* The request:
Please transcribe the records precisely; pictures stay out of your copy.

* Available records:
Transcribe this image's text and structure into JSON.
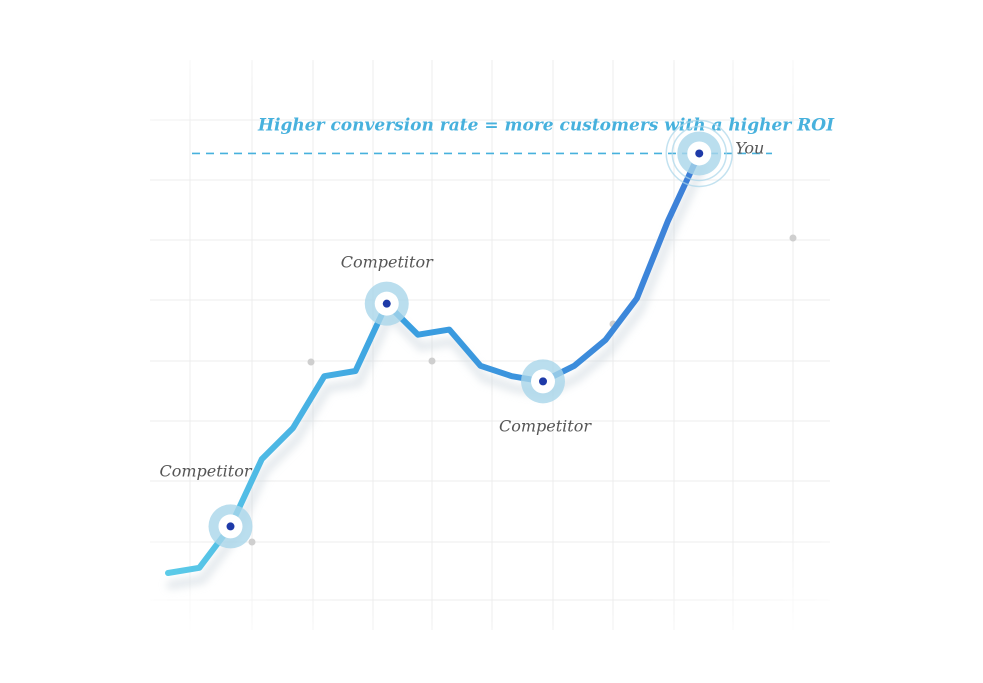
{
  "headline": "Higher conversion rate = more customers with a higher ROI",
  "colors": {
    "line": "#3a9fe0",
    "line_end": "#3d7fd8",
    "line_start": "#5ccbe8",
    "marker_halo": "#a9d6ea",
    "marker_dot": "#1e3aa8",
    "headline": "#47b1dd",
    "dashed": "#47b1dd",
    "grid": "#ececec",
    "label": "#555555"
  },
  "chart_data": {
    "type": "line",
    "title": "",
    "xlabel": "",
    "ylabel": "",
    "grid": true,
    "xlim": [
      0,
      20
    ],
    "ylim": [
      0,
      10
    ],
    "series": [
      {
        "values": [
          [
            0,
            1.1
          ],
          [
            1,
            1.2
          ],
          [
            2,
            2.0
          ],
          [
            3,
            3.3
          ],
          [
            4,
            3.9
          ],
          [
            5,
            4.9
          ],
          [
            6,
            5.0
          ],
          [
            7,
            6.3
          ],
          [
            8,
            5.7
          ],
          [
            9,
            5.8
          ],
          [
            10,
            5.1
          ],
          [
            11,
            4.9
          ],
          [
            12,
            4.8
          ],
          [
            13,
            5.1
          ],
          [
            14,
            5.6
          ],
          [
            15,
            6.4
          ],
          [
            16,
            7.9
          ],
          [
            17,
            9.2
          ]
        ]
      }
    ],
    "markers": [
      {
        "x": 2,
        "y": 2.0,
        "label": "Competitor",
        "label_pos": "above-left"
      },
      {
        "x": 7,
        "y": 6.3,
        "label": "Competitor",
        "label_pos": "above"
      },
      {
        "x": 12,
        "y": 4.8,
        "label": "Competitor",
        "label_pos": "below"
      },
      {
        "x": 17,
        "y": 9.2,
        "label": "You",
        "label_pos": "right"
      }
    ],
    "reference_line": {
      "y": 9.2,
      "style": "dashed"
    }
  }
}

* Task answer:
Transcribe this image's text and structure into JSON.
{
  "headline": "Higher conversion rate = more customers with a higher ROI",
  "colors": {
    "line": "#3a9fe0",
    "line_end": "#3d7fd8",
    "line_start": "#5ccbe8",
    "marker_halo": "#a9d6ea",
    "marker_dot": "#1e3aa8",
    "headline": "#47b1dd",
    "dashed": "#47b1dd",
    "grid": "#ececec",
    "label": "#555555"
  },
  "chart_data": {
    "type": "line",
    "title": "",
    "xlabel": "",
    "ylabel": "",
    "grid": true,
    "xlim": [
      0,
      20
    ],
    "ylim": [
      0,
      10
    ],
    "series": [
      {
        "values": [
          [
            0,
            1.1
          ],
          [
            1,
            1.2
          ],
          [
            2,
            2.0
          ],
          [
            3,
            3.3
          ],
          [
            4,
            3.9
          ],
          [
            5,
            4.9
          ],
          [
            6,
            5.0
          ],
          [
            7,
            6.3
          ],
          [
            8,
            5.7
          ],
          [
            9,
            5.8
          ],
          [
            10,
            5.1
          ],
          [
            11,
            4.9
          ],
          [
            12,
            4.8
          ],
          [
            13,
            5.1
          ],
          [
            14,
            5.6
          ],
          [
            15,
            6.4
          ],
          [
            16,
            7.9
          ],
          [
            17,
            9.2
          ]
        ]
      }
    ],
    "markers": [
      {
        "x": 2,
        "y": 2.0,
        "label": "Competitor",
        "label_pos": "above-left"
      },
      {
        "x": 7,
        "y": 6.3,
        "label": "Competitor",
        "label_pos": "above"
      },
      {
        "x": 12,
        "y": 4.8,
        "label": "Competitor",
        "label_pos": "below"
      },
      {
        "x": 17,
        "y": 9.2,
        "label": "You",
        "label_pos": "right"
      }
    ],
    "reference_line": {
      "y": 9.2,
      "style": "dashed"
    }
  }
}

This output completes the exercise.